Filter the entries that follow, copying every line in which the word "Dyrektor" appears.

===

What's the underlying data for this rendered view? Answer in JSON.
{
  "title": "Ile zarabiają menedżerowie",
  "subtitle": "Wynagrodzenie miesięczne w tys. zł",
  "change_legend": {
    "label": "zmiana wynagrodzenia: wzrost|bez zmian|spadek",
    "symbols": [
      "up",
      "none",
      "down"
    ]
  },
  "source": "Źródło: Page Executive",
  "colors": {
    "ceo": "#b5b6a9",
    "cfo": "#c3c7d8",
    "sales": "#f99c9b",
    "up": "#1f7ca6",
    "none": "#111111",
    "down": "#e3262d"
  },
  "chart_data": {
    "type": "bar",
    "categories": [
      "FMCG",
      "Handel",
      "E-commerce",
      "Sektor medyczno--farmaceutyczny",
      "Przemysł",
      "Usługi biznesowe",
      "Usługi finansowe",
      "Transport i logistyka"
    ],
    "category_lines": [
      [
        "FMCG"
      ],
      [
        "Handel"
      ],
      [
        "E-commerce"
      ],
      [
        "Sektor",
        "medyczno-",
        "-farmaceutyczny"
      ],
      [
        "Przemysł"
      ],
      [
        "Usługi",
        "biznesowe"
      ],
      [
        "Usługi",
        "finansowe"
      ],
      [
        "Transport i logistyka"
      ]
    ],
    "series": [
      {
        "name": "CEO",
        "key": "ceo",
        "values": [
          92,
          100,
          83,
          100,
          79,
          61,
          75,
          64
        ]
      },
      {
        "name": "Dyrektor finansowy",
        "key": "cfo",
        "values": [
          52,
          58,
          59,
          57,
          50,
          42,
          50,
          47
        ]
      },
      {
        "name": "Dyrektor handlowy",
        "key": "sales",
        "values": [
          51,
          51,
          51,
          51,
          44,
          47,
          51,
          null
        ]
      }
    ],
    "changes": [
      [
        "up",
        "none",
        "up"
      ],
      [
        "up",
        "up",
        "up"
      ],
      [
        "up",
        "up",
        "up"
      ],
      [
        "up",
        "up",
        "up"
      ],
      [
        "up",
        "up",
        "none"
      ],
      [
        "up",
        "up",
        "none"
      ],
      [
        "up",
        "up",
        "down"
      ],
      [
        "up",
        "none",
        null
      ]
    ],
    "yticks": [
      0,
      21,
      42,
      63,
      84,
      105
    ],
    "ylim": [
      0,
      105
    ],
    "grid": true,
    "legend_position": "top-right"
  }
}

===

Reply to the exercise >>
        "name": "Dyrektor finansowy",
        "name": "Dyrektor handlowy",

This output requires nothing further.